→ **EXTRACTED RECORDS**
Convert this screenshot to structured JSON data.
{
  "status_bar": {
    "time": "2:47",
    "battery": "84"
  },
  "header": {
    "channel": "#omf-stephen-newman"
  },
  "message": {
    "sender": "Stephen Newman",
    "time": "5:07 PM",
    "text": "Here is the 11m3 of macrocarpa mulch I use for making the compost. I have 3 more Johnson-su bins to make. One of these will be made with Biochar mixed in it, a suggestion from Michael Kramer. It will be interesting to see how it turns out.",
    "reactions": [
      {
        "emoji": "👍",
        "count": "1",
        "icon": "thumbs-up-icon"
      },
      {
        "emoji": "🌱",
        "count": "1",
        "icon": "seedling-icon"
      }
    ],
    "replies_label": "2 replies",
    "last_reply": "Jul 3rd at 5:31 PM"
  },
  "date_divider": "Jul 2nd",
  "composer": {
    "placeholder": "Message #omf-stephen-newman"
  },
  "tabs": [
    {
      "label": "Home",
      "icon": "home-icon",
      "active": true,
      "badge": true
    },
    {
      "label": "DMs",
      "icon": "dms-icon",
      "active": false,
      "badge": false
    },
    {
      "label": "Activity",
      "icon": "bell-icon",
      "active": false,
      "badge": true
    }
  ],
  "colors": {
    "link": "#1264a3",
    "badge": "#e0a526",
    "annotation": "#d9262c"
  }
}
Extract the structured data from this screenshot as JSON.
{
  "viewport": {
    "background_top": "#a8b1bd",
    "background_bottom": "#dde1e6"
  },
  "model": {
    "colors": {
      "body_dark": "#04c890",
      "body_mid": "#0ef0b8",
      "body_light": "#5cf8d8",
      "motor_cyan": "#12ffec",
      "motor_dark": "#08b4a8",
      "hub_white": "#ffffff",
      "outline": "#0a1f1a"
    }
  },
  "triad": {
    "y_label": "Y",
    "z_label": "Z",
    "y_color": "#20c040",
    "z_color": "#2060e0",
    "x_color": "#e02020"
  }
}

→ **EXERCISE TASK**
Every line of the data above should be copied exactly.

→ **ANSWER TO THIS EXERCISE**
Convert this screenshot to structured JSON data.
{
  "status_bar": {
    "time": "2:47",
    "battery": "84"
  },
  "header": {
    "channel": "#omf-stephen-newman"
  },
  "message": {
    "sender": "Stephen Newman",
    "time": "5:07 PM",
    "text": "Here is the 11m3 of macrocarpa mulch I use for making the compost. I have 3 more Johnson-su bins to make. One of these will be made with Biochar mixed in it, a suggestion from Michael Kramer. It will be interesting to see how it turns out.",
    "reactions": [
      {
        "emoji": "👍",
        "count": "1",
        "icon": "thumbs-up-icon"
      },
      {
        "emoji": "🌱",
        "count": "1",
        "icon": "seedling-icon"
      }
    ],
    "replies_label": "2 replies",
    "last_reply": "Jul 3rd at 5:31 PM"
  },
  "date_divider": "Jul 2nd",
  "composer": {
    "placeholder": "Message #omf-stephen-newman"
  },
  "tabs": [
    {
      "label": "Home",
      "icon": "home-icon",
      "active": true,
      "badge": true
    },
    {
      "label": "DMs",
      "icon": "dms-icon",
      "active": false,
      "badge": false
    },
    {
      "label": "Activity",
      "icon": "bell-icon",
      "active": false,
      "badge": true
    }
  ],
  "colors": {
    "link": "#1264a3",
    "badge": "#e0a526",
    "annotation": "#d9262c"
  }
}
Extract the structured data from this screenshot as JSON.
{
  "viewport": {
    "background_top": "#a8b1bd",
    "background_bottom": "#dde1e6"
  },
  "model": {
    "colors": {
      "body_dark": "#04c890",
      "body_mid": "#0ef0b8",
      "body_light": "#5cf8d8",
      "motor_cyan": "#12ffec",
      "motor_dark": "#08b4a8",
      "hub_white": "#ffffff",
      "outline": "#0a1f1a"
    }
  },
  "triad": {
    "y_label": "Y",
    "z_label": "Z",
    "y_color": "#20c040",
    "z_color": "#2060e0",
    "x_color": "#e02020"
  }
}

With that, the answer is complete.